(Dataset records on visual material)
━━━━━━━━━━
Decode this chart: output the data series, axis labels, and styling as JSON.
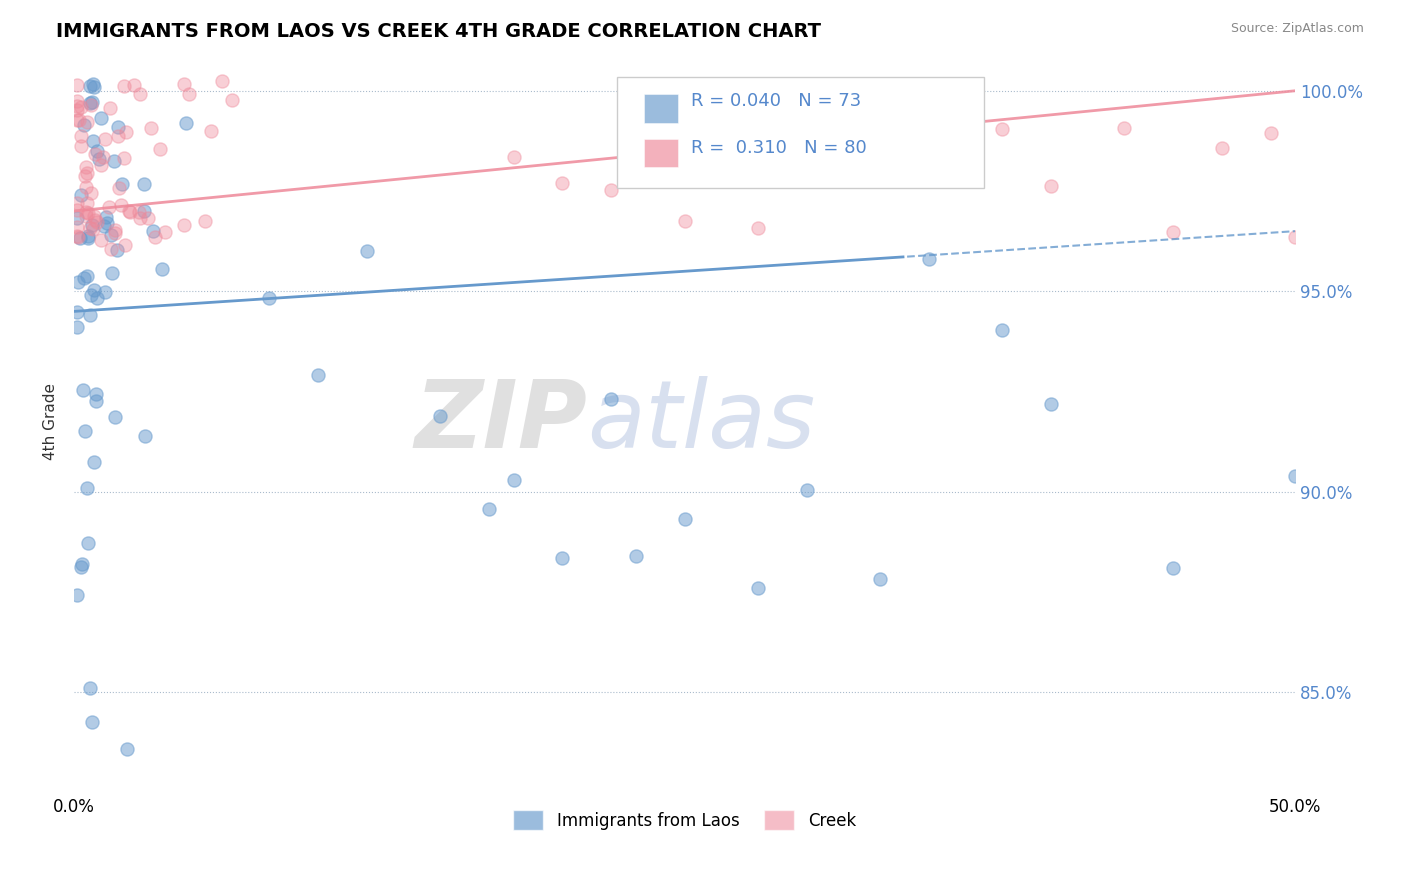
{
  "title": "IMMIGRANTS FROM LAOS VS CREEK 4TH GRADE CORRELATION CHART",
  "source_text": "Source: ZipAtlas.com",
  "ylabel": "4th Grade",
  "xlim": [
    0.0,
    0.5
  ],
  "ylim": [
    0.825,
    1.01
  ],
  "ytick_labels": [
    "85.0%",
    "90.0%",
    "95.0%",
    "100.0%"
  ],
  "ytick_positions": [
    0.85,
    0.9,
    0.95,
    1.0
  ],
  "blue_color": "#6699cc",
  "pink_color": "#ee8899",
  "blue_R": 0.04,
  "blue_N": 73,
  "pink_R": 0.31,
  "pink_N": 80,
  "legend_label_blue": "Immigrants from Laos",
  "legend_label_pink": "Creek",
  "watermark_zip": "ZIP",
  "watermark_atlas": "atlas"
}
━━━━━━━━━━
_What you should do_: Transcribe the listing in full. Omit the pictures and keep every line exact.

_Response_:
Decode this chart: output the data series, axis labels, and styling as JSON.
{
  "title": "IMMIGRANTS FROM LAOS VS CREEK 4TH GRADE CORRELATION CHART",
  "source_text": "Source: ZipAtlas.com",
  "ylabel": "4th Grade",
  "xlim": [
    0.0,
    0.5
  ],
  "ylim": [
    0.825,
    1.01
  ],
  "ytick_labels": [
    "85.0%",
    "90.0%",
    "95.0%",
    "100.0%"
  ],
  "ytick_positions": [
    0.85,
    0.9,
    0.95,
    1.0
  ],
  "blue_color": "#6699cc",
  "pink_color": "#ee8899",
  "blue_R": 0.04,
  "blue_N": 73,
  "pink_R": 0.31,
  "pink_N": 80,
  "legend_label_blue": "Immigrants from Laos",
  "legend_label_pink": "Creek",
  "watermark_zip": "ZIP",
  "watermark_atlas": "atlas"
}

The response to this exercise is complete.